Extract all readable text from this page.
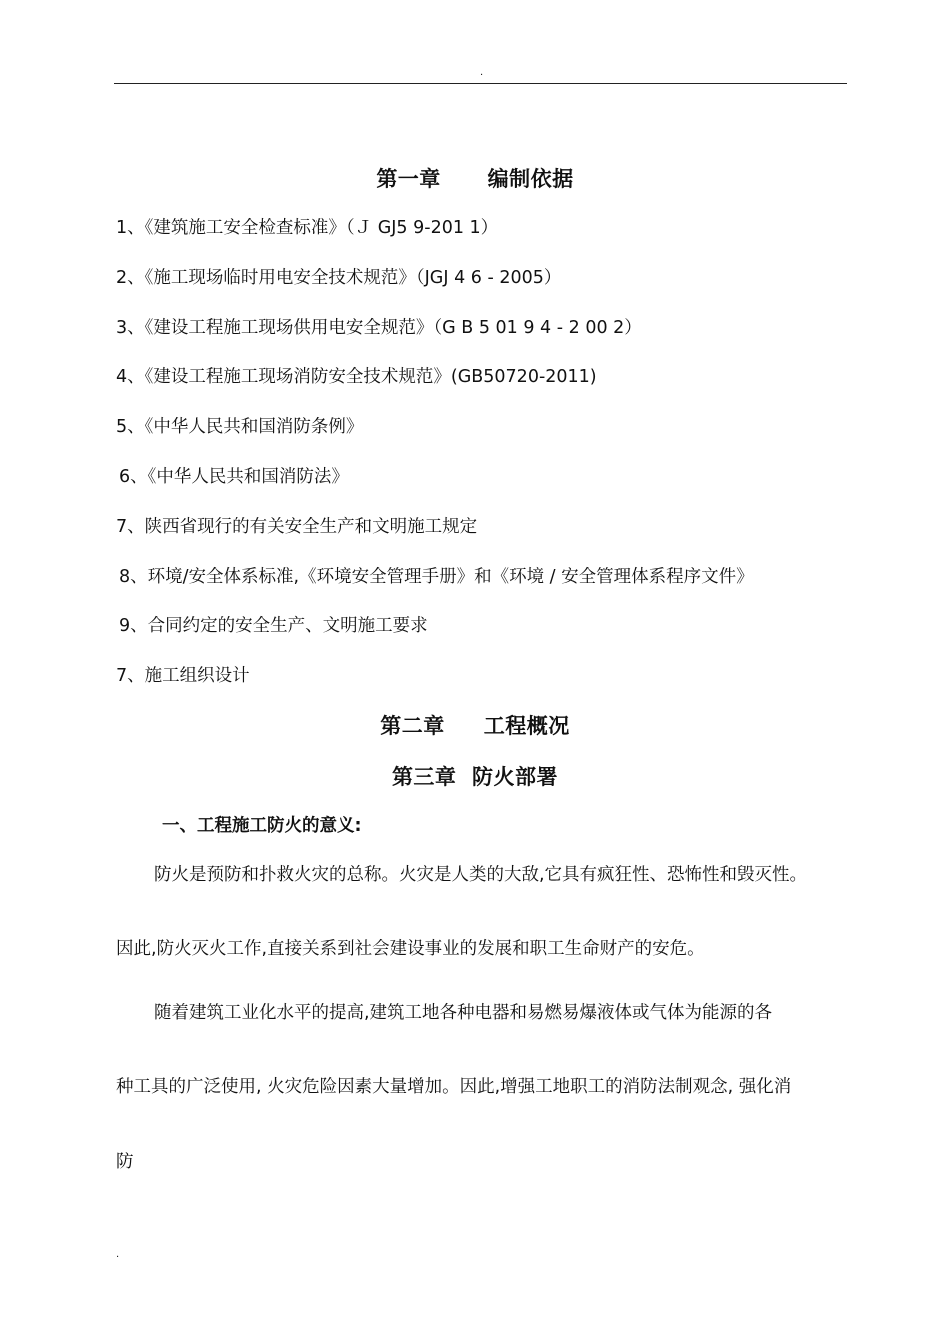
.
第一章      编制依据
1、《建筑施工安全检查标准》（Ｊ GJ5 9-201 1）
2、《施工现场临时用电安全技术规范》（JGJ 4 6 - 2005）
3、《建设工程施工现场供用电安全规范》（G B 5 01 9 4 - 2 00 2）
4、《建设工程施工现场消防安全技术规范》(GB50720-2011)
5、《中华人民共和国消防条例》
6、《中华人民共和国消防法》
7、陕西省现行的有关安全生产和文明施工规定
8、环境/安全体系标准,《环境安全管理手册》和《环境 / 安全管理体系程序文件》
9、合同约定的安全生产、文明施工要求
7、施工组织设计
第二章     工程概况
第三章  防火部署
一、工程施工防火的意义:
防火是预防和扑救火灾的总称。火灾是人类的大敌,它具有疯狂性、恐怖性和毁灭性。
因此,防火灭火工作,直接关系到社会建设事业的发展和职工生命财产的安危。
随着建筑工业化水平的提高,建筑工地各种电器和易燃易爆液体或气体为能源的各
种工具的广泛使用, 火灾危险因素大量增加。因此,增强工地职工的消防法制观念, 强化消
防
.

********************

From the listing above, print every entry precisely and drop the pictures.

[SOLVED PROBLEM]
Extract all readable text from this page.
.
第一章      编制依据
1、《建筑施工安全检查标准》（Ｊ GJ5 9-201 1）
2、《施工现场临时用电安全技术规范》（JGJ 4 6 - 2005）
3、《建设工程施工现场供用电安全规范》（G B 5 01 9 4 - 2 00 2）
4、《建设工程施工现场消防安全技术规范》(GB50720-2011)
5、《中华人民共和国消防条例》
6、《中华人民共和国消防法》
7、陕西省现行的有关安全生产和文明施工规定
8、环境/安全体系标准,《环境安全管理手册》和《环境 / 安全管理体系程序文件》
9、合同约定的安全生产、文明施工要求
7、施工组织设计
第二章     工程概况
第三章  防火部署
一、工程施工防火的意义:
防火是预防和扑救火灾的总称。火灾是人类的大敌,它具有疯狂性、恐怖性和毁灭性。
因此,防火灭火工作,直接关系到社会建设事业的发展和职工生命财产的安危。
随着建筑工业化水平的提高,建筑工地各种电器和易燃易爆液体或气体为能源的各
种工具的广泛使用, 火灾危险因素大量增加。因此,增强工地职工的消防法制观念, 强化消
防
.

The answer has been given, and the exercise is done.